>> BEGIN Provided data

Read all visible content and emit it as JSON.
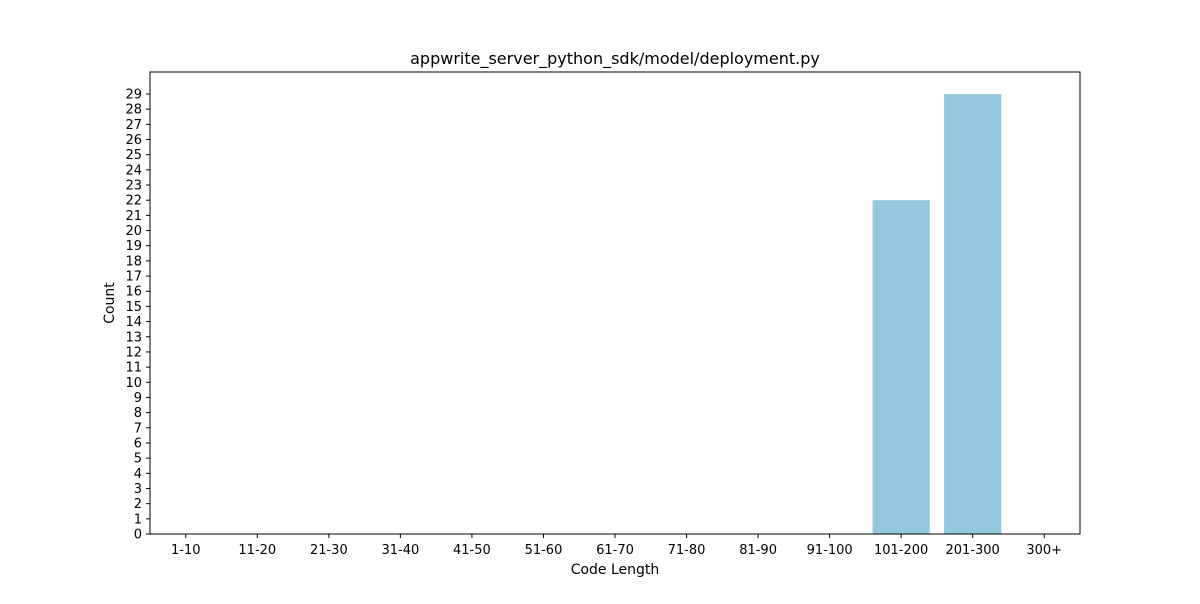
{
  "chart_data": {
    "type": "bar",
    "title": "appwrite_server_python_sdk/model/deployment.py",
    "xlabel": "Code Length",
    "ylabel": "Count",
    "categories": [
      "1-10",
      "11-20",
      "21-30",
      "31-40",
      "41-50",
      "51-60",
      "61-70",
      "71-80",
      "81-90",
      "91-100",
      "101-200",
      "201-300",
      "300+"
    ],
    "values": [
      0,
      0,
      0,
      0,
      0,
      0,
      0,
      0,
      0,
      0,
      22,
      29,
      0
    ],
    "ylim": [
      0,
      30.45
    ],
    "yticks": [
      0,
      1,
      2,
      3,
      4,
      5,
      6,
      7,
      8,
      9,
      10,
      11,
      12,
      13,
      14,
      15,
      16,
      17,
      18,
      19,
      20,
      21,
      22,
      23,
      24,
      25,
      26,
      27,
      28,
      29
    ],
    "bar_color": "#94c8dc",
    "grid": false,
    "legend": "none"
  }
}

>> END Provided data

[Stated exercise]: Without the pictures, print the whole listing exactly as given.

[Full answer]:
Read all visible content and emit it as JSON.
{
  "chart_data": {
    "type": "bar",
    "title": "appwrite_server_python_sdk/model/deployment.py",
    "xlabel": "Code Length",
    "ylabel": "Count",
    "categories": [
      "1-10",
      "11-20",
      "21-30",
      "31-40",
      "41-50",
      "51-60",
      "61-70",
      "71-80",
      "81-90",
      "91-100",
      "101-200",
      "201-300",
      "300+"
    ],
    "values": [
      0,
      0,
      0,
      0,
      0,
      0,
      0,
      0,
      0,
      0,
      22,
      29,
      0
    ],
    "ylim": [
      0,
      30.45
    ],
    "yticks": [
      0,
      1,
      2,
      3,
      4,
      5,
      6,
      7,
      8,
      9,
      10,
      11,
      12,
      13,
      14,
      15,
      16,
      17,
      18,
      19,
      20,
      21,
      22,
      23,
      24,
      25,
      26,
      27,
      28,
      29
    ],
    "bar_color": "#94c8dc",
    "grid": false,
    "legend": "none"
  }
}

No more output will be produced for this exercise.